DOCUMENT SEGMENT
--- begin ---

More flags: python -m kitscenes.download --help

Direct mounting of .tar scene files with ratarmount

readonly. simple solution for network-storage / HPC-storage with limited inodes and network congesting filesystem metadata when using many small files

see: https://github.com/mxmlnkn/ratarmount#benchmarks

Keep mirrored .tar files on disk and skip full extract — useful after hf download when you retain archives (do not run --extract-local) and want to get started quickly.

hf download KIT-MRT/KITScenes-Multimodal --repo-type dataset --local-dir "$KITSCENES_ROOT" # download dataset first
pip install -e ".[mount]" # installs ratarmount
source scripts/mount_kitscenes_tars.sh "$KITSCENES_ROOT" # mounts tars for you and 
# exported KITSCENES_ROOT=/tmp/$USER/ratarmount/kitscenes
python -c "from kitscenes import KITScenesDataset; print(KITScenesDataset(split='val'))" # test it
python -c "from kitscenes import KITScenesDataset; print(KITScenesDataset(split='train'))" # test it
python -c "from kitscenes import KITScenesDataset; print(KITScenesDataset())" # test it
# Unmount when done:
# ratarmount -u /tmp/$USER/ratarmount/kitscenes/data/*

Each split is union-mounted from data/<split>/*.tar to /tmp/$USER/ratarmount/kitscenes/data/<split>/. Scene folders appear as <scene_uuid>/ (tar basename without .tar). First mount per split builds ratarmount index files (beside the tars or in ~/.cache/ratarmount) and can take a while on large splits. Unlike the SquashFS workflow below, no pack_sqfs / mksquashfs step is needed, but all per-scene tars remain on disk.

SquashFS image

readonly. more complex than tar mounts but potentially faster, no full extract but inplace sqashfs creation

Build one read-only image per split with ratarmount + mksquashfs (tars removed after append). Each image contains <scene_id>/ at its root. Uses lz4 by default (--comp none to disable).

python -m kitscenes.pack_sqfs --processors 16
# -> $(dirname $KITSCENES_ROOT)/kitscenes_sqfs/train.sqfs, val.sqfs, ...

Mount to an ephemeral FUSE tree and source the script (sets $KITSCENES_ROOT):

source scripts/mount_kitscenes_sqfs.sh $KITSCENES_ROOT/../kitscenes_sqfs
# this exported KITSCENES_ROOT=/tmp/$USER/sqfs_mnt/kitscenes
python -c "from kitscenes import KITScenesDataset; print(KITScenesDataset(split='val'))"

--- end ---

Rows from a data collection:
--- begin ---

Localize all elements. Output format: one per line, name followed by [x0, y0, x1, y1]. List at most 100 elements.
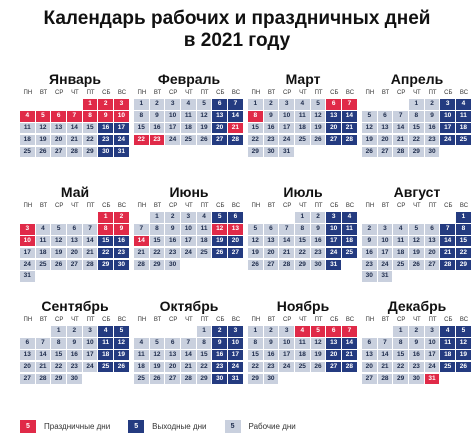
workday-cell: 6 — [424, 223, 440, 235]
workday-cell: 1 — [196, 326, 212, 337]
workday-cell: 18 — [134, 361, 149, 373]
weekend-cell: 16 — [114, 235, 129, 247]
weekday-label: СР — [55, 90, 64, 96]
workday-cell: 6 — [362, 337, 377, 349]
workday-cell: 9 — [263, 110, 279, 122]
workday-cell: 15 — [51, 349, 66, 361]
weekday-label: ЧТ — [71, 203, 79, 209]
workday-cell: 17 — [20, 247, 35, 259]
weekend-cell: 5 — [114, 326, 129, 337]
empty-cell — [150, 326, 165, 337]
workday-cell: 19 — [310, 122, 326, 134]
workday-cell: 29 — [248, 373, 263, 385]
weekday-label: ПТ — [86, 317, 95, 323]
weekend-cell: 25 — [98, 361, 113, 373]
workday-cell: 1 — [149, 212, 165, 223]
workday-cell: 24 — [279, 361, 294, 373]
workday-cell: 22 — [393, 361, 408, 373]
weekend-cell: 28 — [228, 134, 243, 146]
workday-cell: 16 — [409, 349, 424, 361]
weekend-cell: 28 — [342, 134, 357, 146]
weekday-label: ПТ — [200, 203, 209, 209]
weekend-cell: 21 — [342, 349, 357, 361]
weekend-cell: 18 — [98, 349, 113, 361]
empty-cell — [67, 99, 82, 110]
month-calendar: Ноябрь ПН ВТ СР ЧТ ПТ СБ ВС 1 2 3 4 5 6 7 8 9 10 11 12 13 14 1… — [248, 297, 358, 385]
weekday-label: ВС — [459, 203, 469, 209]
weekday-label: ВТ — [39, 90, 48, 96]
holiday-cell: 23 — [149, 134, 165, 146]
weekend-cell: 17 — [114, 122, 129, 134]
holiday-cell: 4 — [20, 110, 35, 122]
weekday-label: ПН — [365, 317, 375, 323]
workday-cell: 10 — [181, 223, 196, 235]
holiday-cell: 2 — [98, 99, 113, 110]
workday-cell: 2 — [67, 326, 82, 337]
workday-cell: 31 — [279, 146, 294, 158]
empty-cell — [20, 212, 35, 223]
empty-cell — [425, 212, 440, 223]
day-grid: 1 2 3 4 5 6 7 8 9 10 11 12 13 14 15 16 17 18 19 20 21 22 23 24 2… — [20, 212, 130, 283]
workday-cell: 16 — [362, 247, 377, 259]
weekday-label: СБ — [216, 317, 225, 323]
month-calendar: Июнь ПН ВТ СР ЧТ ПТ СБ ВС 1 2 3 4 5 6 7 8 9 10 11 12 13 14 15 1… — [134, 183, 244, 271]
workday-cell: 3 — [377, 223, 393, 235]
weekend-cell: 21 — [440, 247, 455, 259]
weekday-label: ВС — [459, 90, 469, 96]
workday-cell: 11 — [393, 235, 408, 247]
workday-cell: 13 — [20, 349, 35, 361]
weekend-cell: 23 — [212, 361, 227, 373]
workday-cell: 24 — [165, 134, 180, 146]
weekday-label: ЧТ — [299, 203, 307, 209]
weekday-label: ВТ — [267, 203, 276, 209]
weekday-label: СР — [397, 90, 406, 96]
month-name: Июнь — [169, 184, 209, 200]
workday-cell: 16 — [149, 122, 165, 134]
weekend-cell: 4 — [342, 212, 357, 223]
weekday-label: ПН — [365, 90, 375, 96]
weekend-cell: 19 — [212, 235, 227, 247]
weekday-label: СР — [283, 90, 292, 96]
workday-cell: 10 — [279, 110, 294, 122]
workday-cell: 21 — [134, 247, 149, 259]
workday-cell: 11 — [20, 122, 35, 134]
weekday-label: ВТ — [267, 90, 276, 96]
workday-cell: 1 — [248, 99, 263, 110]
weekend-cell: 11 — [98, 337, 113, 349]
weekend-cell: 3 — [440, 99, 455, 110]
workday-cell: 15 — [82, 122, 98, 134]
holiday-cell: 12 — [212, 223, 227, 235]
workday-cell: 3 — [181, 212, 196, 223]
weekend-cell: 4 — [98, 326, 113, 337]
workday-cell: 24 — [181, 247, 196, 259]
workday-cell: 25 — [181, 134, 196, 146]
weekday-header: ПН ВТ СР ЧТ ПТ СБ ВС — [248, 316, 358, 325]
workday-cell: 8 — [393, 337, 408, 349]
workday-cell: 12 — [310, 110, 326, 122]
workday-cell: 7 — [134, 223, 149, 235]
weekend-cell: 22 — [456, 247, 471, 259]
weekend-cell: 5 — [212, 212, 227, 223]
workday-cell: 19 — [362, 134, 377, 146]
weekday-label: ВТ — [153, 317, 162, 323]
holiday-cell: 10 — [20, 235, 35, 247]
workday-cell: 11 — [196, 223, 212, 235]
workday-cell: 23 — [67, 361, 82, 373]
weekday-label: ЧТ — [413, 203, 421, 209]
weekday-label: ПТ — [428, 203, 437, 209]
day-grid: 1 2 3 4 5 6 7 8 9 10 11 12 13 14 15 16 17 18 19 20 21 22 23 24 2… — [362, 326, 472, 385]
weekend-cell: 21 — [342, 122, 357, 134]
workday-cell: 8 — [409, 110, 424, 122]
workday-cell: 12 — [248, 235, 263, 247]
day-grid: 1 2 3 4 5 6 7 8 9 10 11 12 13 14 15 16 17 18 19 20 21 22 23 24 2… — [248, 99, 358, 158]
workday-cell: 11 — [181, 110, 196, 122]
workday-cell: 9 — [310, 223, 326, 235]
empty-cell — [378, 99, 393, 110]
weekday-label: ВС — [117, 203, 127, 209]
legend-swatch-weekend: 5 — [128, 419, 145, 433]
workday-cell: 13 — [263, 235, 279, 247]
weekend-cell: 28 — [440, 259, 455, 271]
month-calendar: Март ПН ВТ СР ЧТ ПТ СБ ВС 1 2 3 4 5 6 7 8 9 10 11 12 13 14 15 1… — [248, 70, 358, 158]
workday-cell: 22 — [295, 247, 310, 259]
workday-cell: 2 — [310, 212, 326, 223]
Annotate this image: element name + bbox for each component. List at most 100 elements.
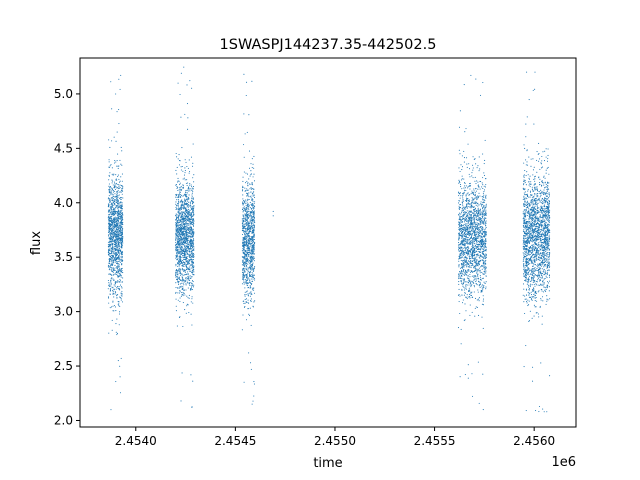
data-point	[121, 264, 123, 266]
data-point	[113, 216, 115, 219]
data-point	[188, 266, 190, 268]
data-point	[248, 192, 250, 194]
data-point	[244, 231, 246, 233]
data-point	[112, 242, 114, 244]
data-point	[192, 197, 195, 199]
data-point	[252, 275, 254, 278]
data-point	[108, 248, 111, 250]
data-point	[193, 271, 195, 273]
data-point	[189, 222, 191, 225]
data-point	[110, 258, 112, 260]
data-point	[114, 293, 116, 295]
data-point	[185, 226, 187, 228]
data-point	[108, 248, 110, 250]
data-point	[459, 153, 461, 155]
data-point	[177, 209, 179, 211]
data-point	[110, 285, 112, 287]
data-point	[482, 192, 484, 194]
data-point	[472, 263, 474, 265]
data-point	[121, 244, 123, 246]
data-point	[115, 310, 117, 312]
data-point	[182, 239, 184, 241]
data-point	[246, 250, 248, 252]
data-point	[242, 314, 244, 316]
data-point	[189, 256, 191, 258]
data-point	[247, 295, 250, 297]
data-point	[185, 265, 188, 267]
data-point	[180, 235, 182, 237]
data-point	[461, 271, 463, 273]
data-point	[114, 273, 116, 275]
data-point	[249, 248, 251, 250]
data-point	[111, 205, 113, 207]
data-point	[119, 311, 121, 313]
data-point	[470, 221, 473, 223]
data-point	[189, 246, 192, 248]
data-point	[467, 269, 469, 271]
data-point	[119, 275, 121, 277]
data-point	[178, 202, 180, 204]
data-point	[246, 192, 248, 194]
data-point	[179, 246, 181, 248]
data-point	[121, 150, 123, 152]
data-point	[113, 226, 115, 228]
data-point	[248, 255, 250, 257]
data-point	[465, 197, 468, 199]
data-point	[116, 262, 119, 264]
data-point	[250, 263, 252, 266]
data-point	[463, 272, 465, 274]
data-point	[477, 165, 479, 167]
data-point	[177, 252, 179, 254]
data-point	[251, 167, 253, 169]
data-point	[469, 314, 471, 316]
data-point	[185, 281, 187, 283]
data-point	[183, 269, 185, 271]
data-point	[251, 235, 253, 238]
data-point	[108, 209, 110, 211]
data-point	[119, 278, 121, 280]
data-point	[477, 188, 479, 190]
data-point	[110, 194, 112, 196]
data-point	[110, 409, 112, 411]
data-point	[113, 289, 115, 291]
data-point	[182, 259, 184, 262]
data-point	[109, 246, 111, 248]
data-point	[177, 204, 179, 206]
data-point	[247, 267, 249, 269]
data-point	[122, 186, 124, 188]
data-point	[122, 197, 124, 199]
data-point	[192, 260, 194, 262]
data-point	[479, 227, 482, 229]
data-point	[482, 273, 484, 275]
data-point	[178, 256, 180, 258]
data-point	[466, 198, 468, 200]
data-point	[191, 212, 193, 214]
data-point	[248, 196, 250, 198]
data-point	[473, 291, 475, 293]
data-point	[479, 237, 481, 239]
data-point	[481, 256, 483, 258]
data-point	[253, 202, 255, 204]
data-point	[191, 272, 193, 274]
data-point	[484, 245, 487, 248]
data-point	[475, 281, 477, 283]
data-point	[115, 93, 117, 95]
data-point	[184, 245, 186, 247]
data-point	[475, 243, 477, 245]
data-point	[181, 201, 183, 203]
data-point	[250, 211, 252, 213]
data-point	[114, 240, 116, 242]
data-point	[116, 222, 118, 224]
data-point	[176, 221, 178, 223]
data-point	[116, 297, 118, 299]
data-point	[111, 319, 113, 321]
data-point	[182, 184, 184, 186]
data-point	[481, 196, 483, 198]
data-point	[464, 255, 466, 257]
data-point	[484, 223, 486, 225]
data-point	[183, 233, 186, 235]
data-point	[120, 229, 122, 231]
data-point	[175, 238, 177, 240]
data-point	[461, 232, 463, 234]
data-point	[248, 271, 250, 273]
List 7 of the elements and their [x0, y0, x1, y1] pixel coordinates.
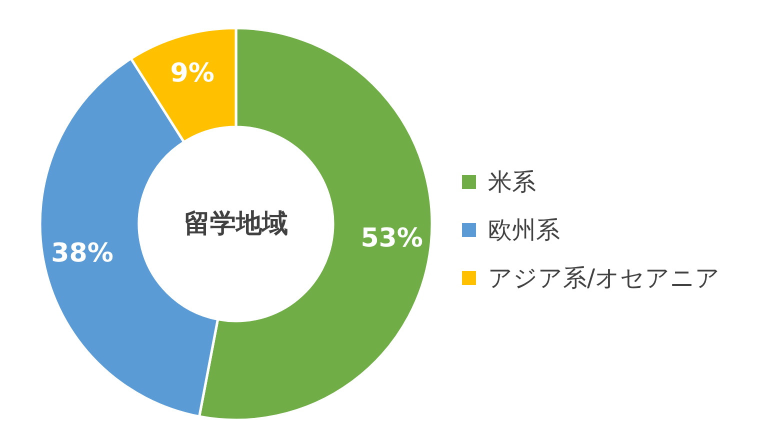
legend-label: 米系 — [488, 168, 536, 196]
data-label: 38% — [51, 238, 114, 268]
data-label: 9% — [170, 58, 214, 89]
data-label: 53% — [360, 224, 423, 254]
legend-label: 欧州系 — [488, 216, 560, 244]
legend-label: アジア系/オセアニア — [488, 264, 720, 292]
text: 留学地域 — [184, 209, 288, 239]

--- end ---

EXERCISE
Reproduce the mounting guide word for word between "SquashFS image" and "none to disable).", inclusive. These rows were taken from a separate source.

SOLUTION
SquashFS image

readonly. more complex than tar mounts but potentially faster, no full extract but inplace sqashfs creation

Build one read-only image per split with ratarmount + mksquashfs (tars removed after append). Each image contains <scene_id>/ at its root. Uses lz4 by default (--comp none to disable).